Records from a dataset:
============

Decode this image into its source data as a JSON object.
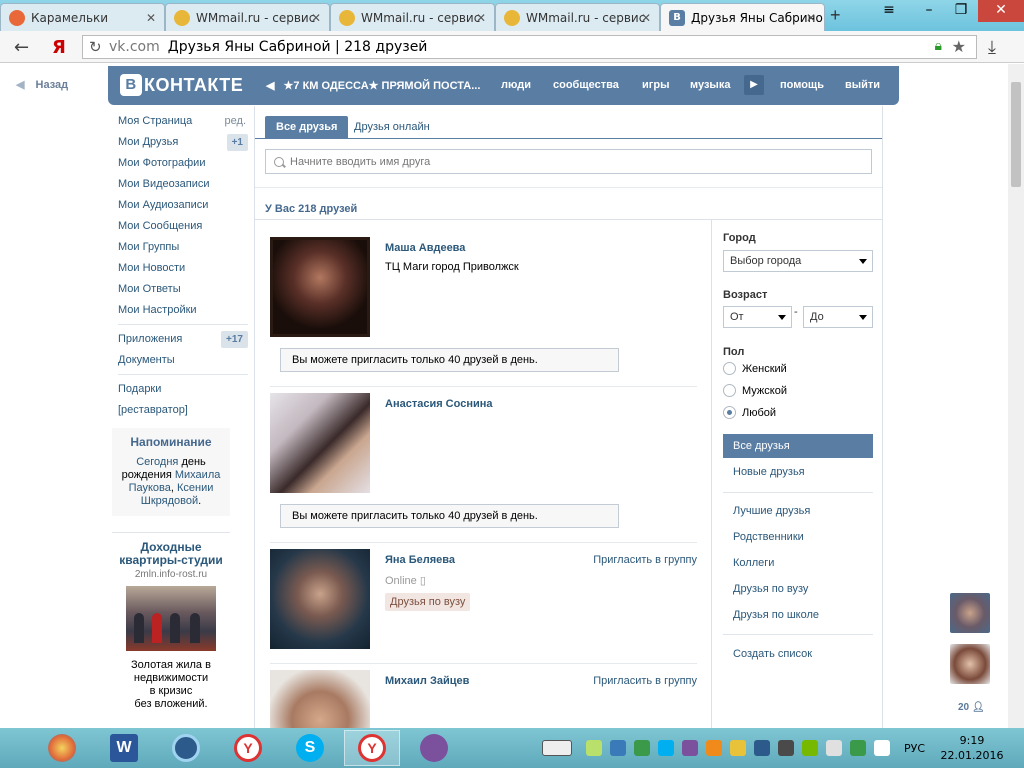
{
  "browser": {
    "tabs": [
      {
        "label": "Карамельки"
      },
      {
        "label": "WMmail.ru - сервис"
      },
      {
        "label": "WMmail.ru - сервис"
      },
      {
        "label": "WMmail.ru - сервис"
      },
      {
        "label": "Друзья Яны Сабрино"
      }
    ],
    "new_tab": "+",
    "address_domain": "vk.com",
    "address_title": "Друзья Яны Сабриной | 218 друзей"
  },
  "header": {
    "back": "Назад",
    "logo_letter": "В",
    "logo_text": "КОНТАКТЕ",
    "ticker": "★7 КМ ОДЕССА★ ПРЯМОЙ ПОСТА...",
    "nav": [
      "люди",
      "сообщества",
      "игры",
      "музыка",
      "помощь",
      "выйти"
    ]
  },
  "left_menu": {
    "items": [
      {
        "label": "Моя Страница",
        "right": "ред."
      },
      {
        "label": "Мои Друзья",
        "badge": "+1"
      },
      {
        "label": "Мои Фотографии"
      },
      {
        "label": "Мои Видеозаписи"
      },
      {
        "label": "Мои Аудиозаписи"
      },
      {
        "label": "Мои Сообщения"
      },
      {
        "label": "Мои Группы"
      },
      {
        "label": "Мои Новости"
      },
      {
        "label": "Мои Ответы"
      },
      {
        "label": "Мои Настройки"
      }
    ],
    "items2": [
      {
        "label": "Приложения",
        "badge": "+17"
      },
      {
        "label": "Документы"
      }
    ],
    "items3": [
      {
        "label": "Подарки"
      },
      {
        "label": "[реставратор]"
      }
    ]
  },
  "reminder": {
    "title": "Напоминание",
    "today": "Сегодня",
    "day": "день",
    "birthday": "рождения",
    "n1": "Михаила",
    "n2": "Паукова",
    "and": ", ",
    "n3": "Ксении",
    "n4": "Шкрядовой",
    "dot": "."
  },
  "ad": {
    "title": "Доходные квартиры-студии",
    "domain": "2mln.info-rost.ru",
    "text_lines": [
      "Золотая жила в",
      "недвижимости",
      "в кризис",
      "без вложений."
    ]
  },
  "main": {
    "tabs": [
      "Все друзья",
      "Друзья онлайн"
    ],
    "search_placeholder": "Начните вводить имя друга",
    "count": "У Вас 218 друзей"
  },
  "friends": [
    {
      "name": "Маша Авдеева",
      "sub": "ТЦ Маги город Приволжск",
      "note": "Вы можете пригласить только 40 друзей в день."
    },
    {
      "name": "Анастасия Соснина",
      "note": "Вы можете пригласить только 40 друзей в день."
    },
    {
      "name": "Яна Беляева",
      "online": "Online",
      "tag": "Друзья по вузу",
      "invite": "Пригласить в группу"
    },
    {
      "name": "Михаил Зайцев",
      "invite": "Пригласить в группу"
    }
  ],
  "filters": {
    "city_label": "Город",
    "city_value": "Выбор города",
    "age_label": "Возраст",
    "age_from": "От",
    "age_dash": "-",
    "age_to": "До",
    "sex_label": "Пол",
    "sex_options": [
      "Женский",
      "Мужской",
      "Любой"
    ],
    "sex_selected": "Любой",
    "links_a": [
      "Все друзья",
      "Новые друзья"
    ],
    "links_b": [
      "Лучшие друзья",
      "Родственники",
      "Коллеги",
      "Друзья по вузу",
      "Друзья по школе"
    ],
    "create_list": "Создать список"
  },
  "side": {
    "online_count": "20"
  },
  "taskbar": {
    "lang": "РУС",
    "time": "9:19",
    "date": "22.01.2016"
  },
  "colors": {
    "accent": "#597da3",
    "link": "#2b587a"
  }
}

============

• YOUR OBJECTIVE: Wherever the string "name" appears in the entries above, list that line.

• TASK OUTPUT:
      "name": "Маша Авдеева",
      "name": "Анастасия Соснина",
      "name": "Яна Беляева",
      "name": "Михаил Зайцев",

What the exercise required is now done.